-- Stored rows start --

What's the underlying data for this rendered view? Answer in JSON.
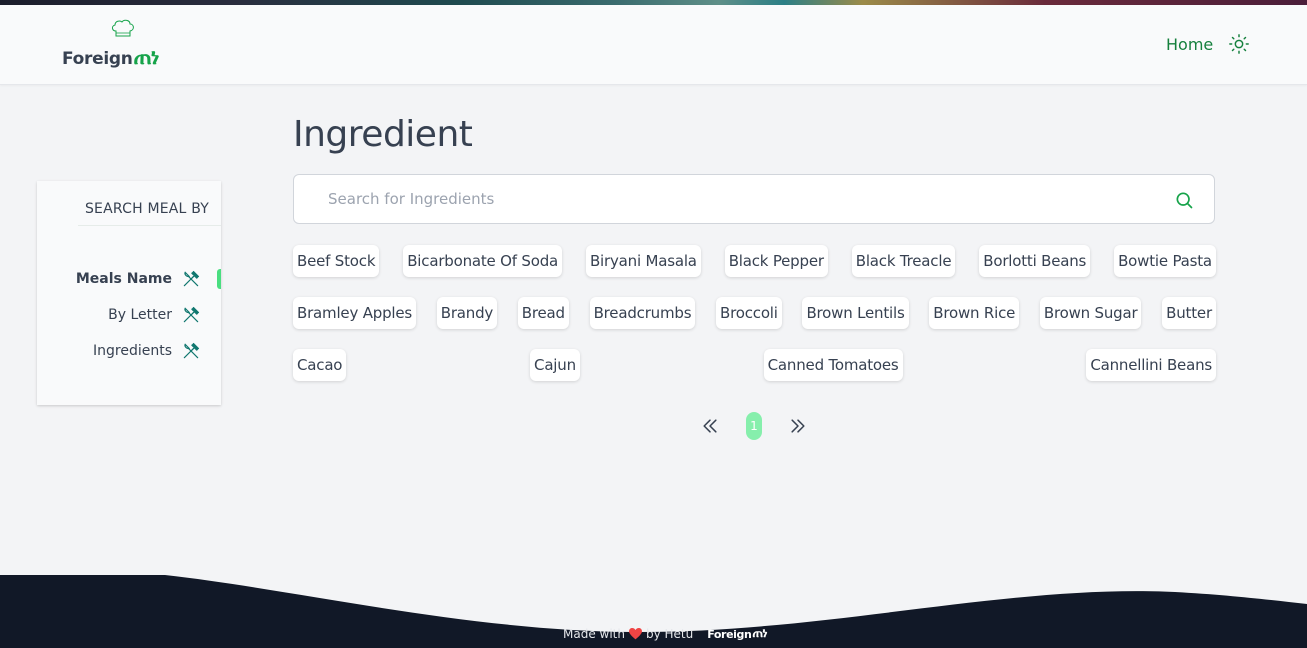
{
  "brand": {
    "word": "Foreign",
    "mark": "ጠነ"
  },
  "nav": {
    "home_label": "Home"
  },
  "sidebar": {
    "heading": "SEARCH MEAL BY",
    "items": [
      {
        "label": "Meals Name",
        "icon": "fork-knife-icon",
        "active": true
      },
      {
        "label": "By Letter",
        "icon": "fork-knife-icon",
        "active": false
      },
      {
        "label": "Ingredients",
        "icon": "fork-knife-icon",
        "active": false
      }
    ]
  },
  "page": {
    "title": "Ingredient"
  },
  "search": {
    "placeholder": "Search for Ingredients",
    "value": ""
  },
  "ingredients": {
    "row1": [
      "Beef Stock",
      "Bicarbonate Of Soda",
      "Biryani Masala",
      "Black Pepper",
      "Black Treacle",
      "Borlotti Beans",
      "Bowtie Pasta"
    ],
    "row2": [
      "Bramley Apples",
      "Brandy",
      "Bread",
      "Breadcrumbs",
      "Broccoli",
      "Brown Lentils",
      "Brown Rice",
      "Brown Sugar",
      "Butter"
    ],
    "row3": [
      "Cacao",
      "Cajun",
      "Canned Tomatoes",
      "Cannellini Beans"
    ]
  },
  "pagination": {
    "current_page": "1"
  },
  "footer": {
    "made_with": "Made with",
    "by": "by Hetu",
    "brand_word": "Foreign",
    "brand_mark": "ጠነ"
  },
  "colors": {
    "accent": "#16a34a",
    "active_bar": "#4ade80",
    "page_pill": "#86efac",
    "footer_bg": "#111827",
    "heart": "#ef4444"
  }
}
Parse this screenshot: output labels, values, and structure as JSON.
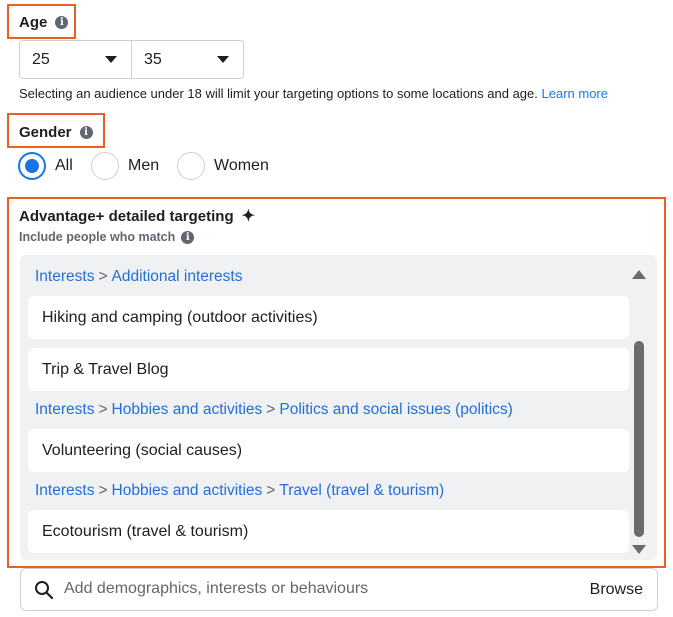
{
  "age": {
    "label": "Age",
    "info_icon": "i",
    "min_value": "25",
    "max_value": "35",
    "note": "Selecting an audience under 18 will limit your targeting options to some locations and age.",
    "learn_more": "Learn more"
  },
  "gender": {
    "label": "Gender",
    "info_icon": "i",
    "options": [
      "All",
      "Men",
      "Women"
    ],
    "selected": "All"
  },
  "detailed_targeting": {
    "title": "Advantage+ detailed targeting",
    "title_icon": "✦",
    "subtitle": "Include people who match",
    "info_icon": "i",
    "groups": [
      {
        "crumbs": [
          "Interests",
          "Additional interests"
        ],
        "items": [
          "Hiking and camping (outdoor activities)",
          "Trip & Travel Blog"
        ]
      },
      {
        "crumbs": [
          "Interests",
          "Hobbies and activities",
          "Politics and social issues (politics)"
        ],
        "items": [
          "Volunteering (social causes)"
        ]
      },
      {
        "crumbs": [
          "Interests",
          "Hobbies and activities",
          "Travel (travel & tourism)"
        ],
        "items": [
          "Ecotourism (travel & tourism)"
        ]
      }
    ],
    "separator": ">"
  },
  "search": {
    "placeholder": "Add demographics, interests or behaviours",
    "browse_label": "Browse"
  },
  "colors": {
    "highlight": "#e8601c",
    "link": "#216fdb",
    "radio_selected": "#1b74e4"
  }
}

-- Stored rows end --

The exercise | Find and copy every line in the entries above where the string "Brown" occurs.

Written response |
      "Brown Lentils",
      "Brown Rice",
      "Brown Sugar",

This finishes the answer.